Listing —

____________________

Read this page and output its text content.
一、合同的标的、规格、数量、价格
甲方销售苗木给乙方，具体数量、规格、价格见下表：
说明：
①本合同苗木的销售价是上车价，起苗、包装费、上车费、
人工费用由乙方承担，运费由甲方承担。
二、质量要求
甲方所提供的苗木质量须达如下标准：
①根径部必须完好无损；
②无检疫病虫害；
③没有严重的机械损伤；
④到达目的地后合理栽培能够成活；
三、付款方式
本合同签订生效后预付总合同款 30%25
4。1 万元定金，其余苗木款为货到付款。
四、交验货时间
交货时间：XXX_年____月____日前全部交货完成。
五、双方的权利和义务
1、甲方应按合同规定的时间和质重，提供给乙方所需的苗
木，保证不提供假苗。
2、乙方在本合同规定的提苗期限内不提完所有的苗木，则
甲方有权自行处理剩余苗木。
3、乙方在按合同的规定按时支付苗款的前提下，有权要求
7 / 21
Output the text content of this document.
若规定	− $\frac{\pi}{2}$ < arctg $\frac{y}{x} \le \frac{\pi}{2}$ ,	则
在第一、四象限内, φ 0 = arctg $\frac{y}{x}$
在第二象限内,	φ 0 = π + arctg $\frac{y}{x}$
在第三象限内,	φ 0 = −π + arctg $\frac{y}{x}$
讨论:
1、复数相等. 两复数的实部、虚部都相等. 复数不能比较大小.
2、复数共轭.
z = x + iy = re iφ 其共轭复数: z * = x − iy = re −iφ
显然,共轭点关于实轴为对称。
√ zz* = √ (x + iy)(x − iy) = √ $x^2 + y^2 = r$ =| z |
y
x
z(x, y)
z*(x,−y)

____________________

Given request —
Count the lines in the records above that contain the word "content", and give only that number.

Output for this task —
2